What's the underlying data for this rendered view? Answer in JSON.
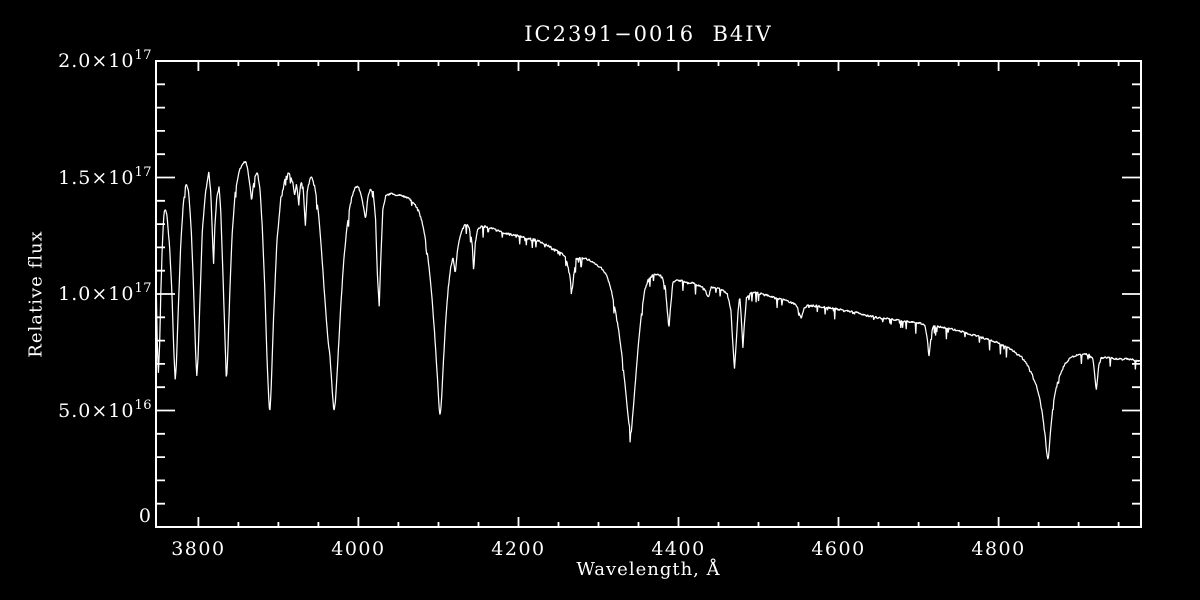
{
  "window": {
    "bg": "#000000",
    "fg": "#ffffff"
  },
  "chart_data": {
    "type": "line",
    "title": "IC2391−0016  B4IV",
    "xlabel": "Wavelength, Å",
    "ylabel": "Relative flux",
    "xlim": [
      3747,
      4978
    ],
    "ylim": [
      0,
      2e+17
    ],
    "y_unit_scale": 1e+17,
    "grid": false,
    "frame_color": "#ffffff",
    "line_color": "#ffffff",
    "x_major_ticks": [
      3800,
      4000,
      4200,
      4400,
      4600,
      4800
    ],
    "x_tick_labels": [
      "3800",
      "4000",
      "4200",
      "4400",
      "4600",
      "4800"
    ],
    "x_minor_step": 50,
    "y_major_ticks": [
      0,
      0.5,
      1.0,
      1.5,
      2.0
    ],
    "y_tick_labels": [
      {
        "value": 2.0,
        "mantissa": "2.0×10",
        "exp": "17"
      },
      {
        "value": 1.5,
        "mantissa": "1.5×10",
        "exp": "17"
      },
      {
        "value": 1.0,
        "mantissa": "1.0×10",
        "exp": "17"
      },
      {
        "value": 0.5,
        "mantissa": "5.0×10",
        "exp": "16"
      },
      {
        "value": 0.0,
        "mantissa": "0",
        "exp": ""
      }
    ],
    "y_minor_step": 0.1,
    "sample_step": 0.75,
    "noise": {
      "jitter": 0.0045,
      "spike_prob": 0.1,
      "spike_max": 0.042,
      "seed": 1337
    },
    "series": [
      {
        "name": "spectrum",
        "color": "#ffffff",
        "points": [
          [
            3747,
            1.08
          ],
          [
            3748.5,
            0.8
          ],
          [
            3750,
            0.66
          ],
          [
            3751.5,
            0.78
          ],
          [
            3753,
            1.0
          ],
          [
            3755,
            1.22
          ],
          [
            3757,
            1.35
          ],
          [
            3759,
            1.36
          ],
          [
            3761,
            1.33
          ],
          [
            3764,
            1.2
          ],
          [
            3767,
            1.0
          ],
          [
            3769,
            0.78
          ],
          [
            3771,
            0.63
          ],
          [
            3772.5,
            0.7
          ],
          [
            3775,
            0.95
          ],
          [
            3778,
            1.22
          ],
          [
            3781,
            1.38
          ],
          [
            3784,
            1.47
          ],
          [
            3786,
            1.47
          ],
          [
            3788,
            1.43
          ],
          [
            3791,
            1.28
          ],
          [
            3794,
            1.02
          ],
          [
            3796.5,
            0.75
          ],
          [
            3798,
            0.645
          ],
          [
            3799.5,
            0.72
          ],
          [
            3802,
            0.98
          ],
          [
            3805,
            1.28
          ],
          [
            3809,
            1.44
          ],
          [
            3813,
            1.52
          ],
          [
            3815.5,
            1.44
          ],
          [
            3817.5,
            1.25
          ],
          [
            3819,
            1.13
          ],
          [
            3820.5,
            1.28
          ],
          [
            3823,
            1.42
          ],
          [
            3826,
            1.46
          ],
          [
            3828,
            1.35
          ],
          [
            3831,
            1.05
          ],
          [
            3833.5,
            0.78
          ],
          [
            3835,
            0.62
          ],
          [
            3836.5,
            0.72
          ],
          [
            3839,
            0.98
          ],
          [
            3842,
            1.25
          ],
          [
            3846,
            1.44
          ],
          [
            3851,
            1.53
          ],
          [
            3856,
            1.56
          ],
          [
            3859,
            1.57
          ],
          [
            3862,
            1.53
          ],
          [
            3864.5,
            1.46
          ],
          [
            3866.5,
            1.4
          ],
          [
            3868.5,
            1.46
          ],
          [
            3871,
            1.51
          ],
          [
            3874,
            1.52
          ],
          [
            3877,
            1.45
          ],
          [
            3880,
            1.28
          ],
          [
            3883,
            1.02
          ],
          [
            3886,
            0.7
          ],
          [
            3888.5,
            0.51
          ],
          [
            3889.5,
            0.5
          ],
          [
            3891,
            0.6
          ],
          [
            3894,
            0.9
          ],
          [
            3898,
            1.22
          ],
          [
            3903,
            1.41
          ],
          [
            3908,
            1.49
          ],
          [
            3912,
            1.52
          ],
          [
            3915,
            1.51
          ],
          [
            3918,
            1.48
          ],
          [
            3920.5,
            1.42
          ],
          [
            3922.5,
            1.47
          ],
          [
            3925.5,
            1.39
          ],
          [
            3928,
            1.48
          ],
          [
            3931,
            1.46
          ],
          [
            3933.7,
            1.29
          ],
          [
            3936,
            1.44
          ],
          [
            3939,
            1.49
          ],
          [
            3941.5,
            1.5
          ],
          [
            3944.5,
            1.48
          ],
          [
            3947.5,
            1.42
          ],
          [
            3950.5,
            1.33
          ],
          [
            3954,
            1.18
          ],
          [
            3958,
            0.98
          ],
          [
            3961.5,
            0.82
          ],
          [
            3964.5,
            0.73
          ],
          [
            3967,
            0.6
          ],
          [
            3969,
            0.51
          ],
          [
            3970,
            0.5
          ],
          [
            3971.5,
            0.55
          ],
          [
            3974,
            0.7
          ],
          [
            3977.5,
            0.92
          ],
          [
            3981.5,
            1.14
          ],
          [
            3986,
            1.3
          ],
          [
            3991,
            1.41
          ],
          [
            3996,
            1.46
          ],
          [
            4000,
            1.46
          ],
          [
            4003.5,
            1.42
          ],
          [
            4006.5,
            1.375
          ],
          [
            4009,
            1.32
          ],
          [
            4011.5,
            1.41
          ],
          [
            4015,
            1.45
          ],
          [
            4018.5,
            1.44
          ],
          [
            4021.5,
            1.32
          ],
          [
            4023.5,
            1.1
          ],
          [
            4026,
            0.945
          ],
          [
            4028,
            1.15
          ],
          [
            4030.5,
            1.36
          ],
          [
            4034,
            1.42
          ],
          [
            4040,
            1.43
          ],
          [
            4048,
            1.425
          ],
          [
            4056,
            1.42
          ],
          [
            4063,
            1.41
          ],
          [
            4069,
            1.39
          ],
          [
            4075,
            1.36
          ],
          [
            4081,
            1.29
          ],
          [
            4086,
            1.18
          ],
          [
            4091,
            1.02
          ],
          [
            4095,
            0.84
          ],
          [
            4098.5,
            0.65
          ],
          [
            4101,
            0.5
          ],
          [
            4102,
            0.475
          ],
          [
            4103.5,
            0.53
          ],
          [
            4106,
            0.7
          ],
          [
            4109,
            0.88
          ],
          [
            4112,
            1.02
          ],
          [
            4115,
            1.11
          ],
          [
            4118,
            1.16
          ],
          [
            4121,
            1.085
          ],
          [
            4123.5,
            1.18
          ],
          [
            4127,
            1.25
          ],
          [
            4131,
            1.29
          ],
          [
            4135,
            1.3
          ],
          [
            4139,
            1.28
          ],
          [
            4142,
            1.22
          ],
          [
            4144,
            1.095
          ],
          [
            4146,
            1.22
          ],
          [
            4149,
            1.28
          ],
          [
            4154,
            1.29
          ],
          [
            4160,
            1.29
          ],
          [
            4168,
            1.28
          ],
          [
            4176,
            1.27
          ],
          [
            4184,
            1.26
          ],
          [
            4192,
            1.255
          ],
          [
            4200,
            1.25
          ],
          [
            4209,
            1.24
          ],
          [
            4218,
            1.235
          ],
          [
            4227,
            1.225
          ],
          [
            4236,
            1.21
          ],
          [
            4245,
            1.19
          ],
          [
            4253,
            1.175
          ],
          [
            4259,
            1.16
          ],
          [
            4263,
            1.1
          ],
          [
            4267,
            1.01
          ],
          [
            4269,
            1.08
          ],
          [
            4272,
            1.15
          ],
          [
            4278,
            1.155
          ],
          [
            4285,
            1.15
          ],
          [
            4292,
            1.14
          ],
          [
            4298,
            1.125
          ],
          [
            4304,
            1.11
          ],
          [
            4310,
            1.08
          ],
          [
            4315,
            1.03
          ],
          [
            4320,
            0.95
          ],
          [
            4325,
            0.85
          ],
          [
            4330,
            0.72
          ],
          [
            4334,
            0.58
          ],
          [
            4337.5,
            0.46
          ],
          [
            4340,
            0.4
          ],
          [
            4341,
            0.41
          ],
          [
            4343,
            0.49
          ],
          [
            4346,
            0.62
          ],
          [
            4350,
            0.79
          ],
          [
            4354,
            0.93
          ],
          [
            4358,
            1.02
          ],
          [
            4362,
            1.06
          ],
          [
            4367,
            1.08
          ],
          [
            4373,
            1.085
          ],
          [
            4379,
            1.075
          ],
          [
            4383.5,
            1.03
          ],
          [
            4386,
            0.93
          ],
          [
            4388,
            0.85
          ],
          [
            4390,
            0.94
          ],
          [
            4393,
            1.05
          ],
          [
            4398,
            1.06
          ],
          [
            4405,
            1.055
          ],
          [
            4412,
            1.05
          ],
          [
            4419,
            1.045
          ],
          [
            4426,
            1.035
          ],
          [
            4433,
            1.02
          ],
          [
            4437,
            0.985
          ],
          [
            4441,
            1.03
          ],
          [
            4448,
            1.025
          ],
          [
            4455,
            1.015
          ],
          [
            4461,
            1.0
          ],
          [
            4465.5,
            0.93
          ],
          [
            4468,
            0.78
          ],
          [
            4470,
            0.68
          ],
          [
            4472,
            0.78
          ],
          [
            4474.5,
            0.93
          ],
          [
            4476.5,
            0.99
          ],
          [
            4478.5,
            0.9
          ],
          [
            4480.5,
            0.765
          ],
          [
            4482.5,
            0.88
          ],
          [
            4485,
            0.985
          ],
          [
            4490,
            1.005
          ],
          [
            4497,
            1.005
          ],
          [
            4504,
            1.0
          ],
          [
            4511,
            0.995
          ],
          [
            4518,
            0.985
          ],
          [
            4525,
            0.98
          ],
          [
            4532,
            0.975
          ],
          [
            4539,
            0.965
          ],
          [
            4546,
            0.955
          ],
          [
            4550.5,
            0.93
          ],
          [
            4553.5,
            0.89
          ],
          [
            4556.5,
            0.935
          ],
          [
            4561,
            0.95
          ],
          [
            4568,
            0.95
          ],
          [
            4575,
            0.947
          ],
          [
            4583,
            0.943
          ],
          [
            4591,
            0.94
          ],
          [
            4599,
            0.935
          ],
          [
            4607,
            0.93
          ],
          [
            4615,
            0.925
          ],
          [
            4623,
            0.92
          ],
          [
            4631,
            0.91
          ],
          [
            4639,
            0.905
          ],
          [
            4647,
            0.9
          ],
          [
            4655,
            0.895
          ],
          [
            4663,
            0.893
          ],
          [
            4671,
            0.89
          ],
          [
            4679,
            0.885
          ],
          [
            4687,
            0.882
          ],
          [
            4695,
            0.878
          ],
          [
            4703,
            0.873
          ],
          [
            4708,
            0.868
          ],
          [
            4711,
            0.8
          ],
          [
            4713,
            0.73
          ],
          [
            4715,
            0.8
          ],
          [
            4718,
            0.862
          ],
          [
            4725,
            0.86
          ],
          [
            4733,
            0.855
          ],
          [
            4741,
            0.85
          ],
          [
            4749,
            0.843
          ],
          [
            4757,
            0.835
          ],
          [
            4765,
            0.827
          ],
          [
            4773,
            0.82
          ],
          [
            4781,
            0.812
          ],
          [
            4789,
            0.803
          ],
          [
            4797,
            0.793
          ],
          [
            4804,
            0.782
          ],
          [
            4811,
            0.77
          ],
          [
            4818,
            0.757
          ],
          [
            4825,
            0.74
          ],
          [
            4831,
            0.72
          ],
          [
            4837,
            0.69
          ],
          [
            4842,
            0.655
          ],
          [
            4847,
            0.61
          ],
          [
            4851,
            0.56
          ],
          [
            4855,
            0.48
          ],
          [
            4858,
            0.4
          ],
          [
            4860,
            0.32
          ],
          [
            4861.5,
            0.295
          ],
          [
            4863,
            0.33
          ],
          [
            4865,
            0.42
          ],
          [
            4868,
            0.52
          ],
          [
            4872,
            0.6
          ],
          [
            4877,
            0.655
          ],
          [
            4882,
            0.695
          ],
          [
            4888,
            0.72
          ],
          [
            4894,
            0.733
          ],
          [
            4901,
            0.74
          ],
          [
            4908,
            0.742
          ],
          [
            4914,
            0.74
          ],
          [
            4918,
            0.72
          ],
          [
            4920.5,
            0.64
          ],
          [
            4922,
            0.58
          ],
          [
            4923.5,
            0.63
          ],
          [
            4925.5,
            0.7
          ],
          [
            4928,
            0.725
          ],
          [
            4934,
            0.728
          ],
          [
            4940,
            0.725
          ],
          [
            4947,
            0.722
          ],
          [
            4954,
            0.72
          ],
          [
            4961,
            0.722
          ],
          [
            4968,
            0.718
          ],
          [
            4974,
            0.715
          ],
          [
            4978,
            0.712
          ]
        ]
      }
    ]
  }
}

========================================================================

WHAT THE EXERCISE ASKS: Copy every line above in which the string "ffffff" shows up.

RESULT FOR THIS TASK:
    "fg": "#ffffff"
    "frame_color": "#ffffff",
    "line_color": "#ffffff",
        "color": "#ffffff",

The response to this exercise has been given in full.